[Stored data]:
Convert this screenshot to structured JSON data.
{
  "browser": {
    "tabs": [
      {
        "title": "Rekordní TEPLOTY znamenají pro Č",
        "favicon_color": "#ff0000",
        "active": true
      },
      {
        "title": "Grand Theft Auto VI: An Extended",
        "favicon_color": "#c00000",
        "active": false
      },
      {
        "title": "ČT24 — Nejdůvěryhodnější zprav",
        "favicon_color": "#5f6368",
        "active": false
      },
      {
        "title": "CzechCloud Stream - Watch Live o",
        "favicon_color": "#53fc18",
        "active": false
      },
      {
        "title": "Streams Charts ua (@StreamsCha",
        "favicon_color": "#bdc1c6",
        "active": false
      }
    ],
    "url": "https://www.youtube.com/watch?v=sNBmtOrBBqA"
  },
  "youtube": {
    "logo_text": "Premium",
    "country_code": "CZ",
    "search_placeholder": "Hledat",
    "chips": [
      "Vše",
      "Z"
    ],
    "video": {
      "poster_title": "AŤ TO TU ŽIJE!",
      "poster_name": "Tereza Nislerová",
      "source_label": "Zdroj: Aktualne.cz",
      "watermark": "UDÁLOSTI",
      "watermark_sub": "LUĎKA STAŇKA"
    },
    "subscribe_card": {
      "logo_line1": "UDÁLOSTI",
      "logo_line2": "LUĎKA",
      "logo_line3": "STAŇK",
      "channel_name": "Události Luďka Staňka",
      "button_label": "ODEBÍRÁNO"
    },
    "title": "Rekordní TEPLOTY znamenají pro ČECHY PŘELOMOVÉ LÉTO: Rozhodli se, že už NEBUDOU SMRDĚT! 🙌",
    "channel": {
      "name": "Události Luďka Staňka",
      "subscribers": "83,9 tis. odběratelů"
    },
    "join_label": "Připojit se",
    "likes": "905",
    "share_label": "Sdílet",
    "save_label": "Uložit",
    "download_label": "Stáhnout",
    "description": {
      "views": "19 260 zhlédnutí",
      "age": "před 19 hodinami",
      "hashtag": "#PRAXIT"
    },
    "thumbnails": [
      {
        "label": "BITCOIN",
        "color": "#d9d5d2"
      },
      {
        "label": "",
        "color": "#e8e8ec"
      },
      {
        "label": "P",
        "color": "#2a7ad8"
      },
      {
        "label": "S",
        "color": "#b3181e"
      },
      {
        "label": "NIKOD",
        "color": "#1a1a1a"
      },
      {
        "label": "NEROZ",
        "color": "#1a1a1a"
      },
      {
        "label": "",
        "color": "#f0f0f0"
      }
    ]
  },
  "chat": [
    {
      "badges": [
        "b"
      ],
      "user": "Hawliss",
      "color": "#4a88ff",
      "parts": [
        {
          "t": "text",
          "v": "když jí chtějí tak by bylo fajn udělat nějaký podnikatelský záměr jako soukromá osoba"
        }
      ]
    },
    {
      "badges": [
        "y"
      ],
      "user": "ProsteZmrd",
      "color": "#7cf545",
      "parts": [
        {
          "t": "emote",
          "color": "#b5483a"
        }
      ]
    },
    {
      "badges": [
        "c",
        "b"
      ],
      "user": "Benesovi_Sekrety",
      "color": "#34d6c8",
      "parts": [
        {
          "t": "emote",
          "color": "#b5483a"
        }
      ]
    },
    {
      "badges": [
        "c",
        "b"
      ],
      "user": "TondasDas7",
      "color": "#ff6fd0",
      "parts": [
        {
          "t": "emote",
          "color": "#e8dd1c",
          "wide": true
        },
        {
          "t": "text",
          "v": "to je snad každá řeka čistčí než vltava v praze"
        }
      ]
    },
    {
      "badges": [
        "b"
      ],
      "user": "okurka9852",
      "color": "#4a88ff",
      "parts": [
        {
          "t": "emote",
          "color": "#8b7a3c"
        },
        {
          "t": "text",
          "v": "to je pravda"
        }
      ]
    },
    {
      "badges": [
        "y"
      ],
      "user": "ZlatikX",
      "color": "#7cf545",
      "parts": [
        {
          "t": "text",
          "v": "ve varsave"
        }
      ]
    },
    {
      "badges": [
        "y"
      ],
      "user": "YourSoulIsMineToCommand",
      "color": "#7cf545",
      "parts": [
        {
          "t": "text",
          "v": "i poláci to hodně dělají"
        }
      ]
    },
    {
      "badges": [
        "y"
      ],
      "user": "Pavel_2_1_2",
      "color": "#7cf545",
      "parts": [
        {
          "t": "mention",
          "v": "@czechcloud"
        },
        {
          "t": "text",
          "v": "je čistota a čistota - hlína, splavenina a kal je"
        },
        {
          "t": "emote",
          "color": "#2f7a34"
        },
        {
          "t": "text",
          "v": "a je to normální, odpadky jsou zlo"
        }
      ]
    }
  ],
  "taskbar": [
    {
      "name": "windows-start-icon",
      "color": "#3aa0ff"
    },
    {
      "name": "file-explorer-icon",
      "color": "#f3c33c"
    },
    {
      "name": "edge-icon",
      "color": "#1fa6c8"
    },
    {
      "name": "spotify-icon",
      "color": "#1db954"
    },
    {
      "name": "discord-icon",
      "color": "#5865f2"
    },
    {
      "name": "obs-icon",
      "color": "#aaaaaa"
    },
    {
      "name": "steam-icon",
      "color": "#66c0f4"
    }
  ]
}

[Instruction]:
Show each line in the entries that holds the string "user".

[Answer to the task]:
      "user": "Hawliss",
      "user": "ProsteZmrd",
      "user": "Benesovi_Sekrety",
      "user": "TondasDas7",
      "user": "okurka9852",
      "user": "ZlatikX",
      "user": "YourSoulIsMineToCommand",
      "user": "Pavel_2_1_2",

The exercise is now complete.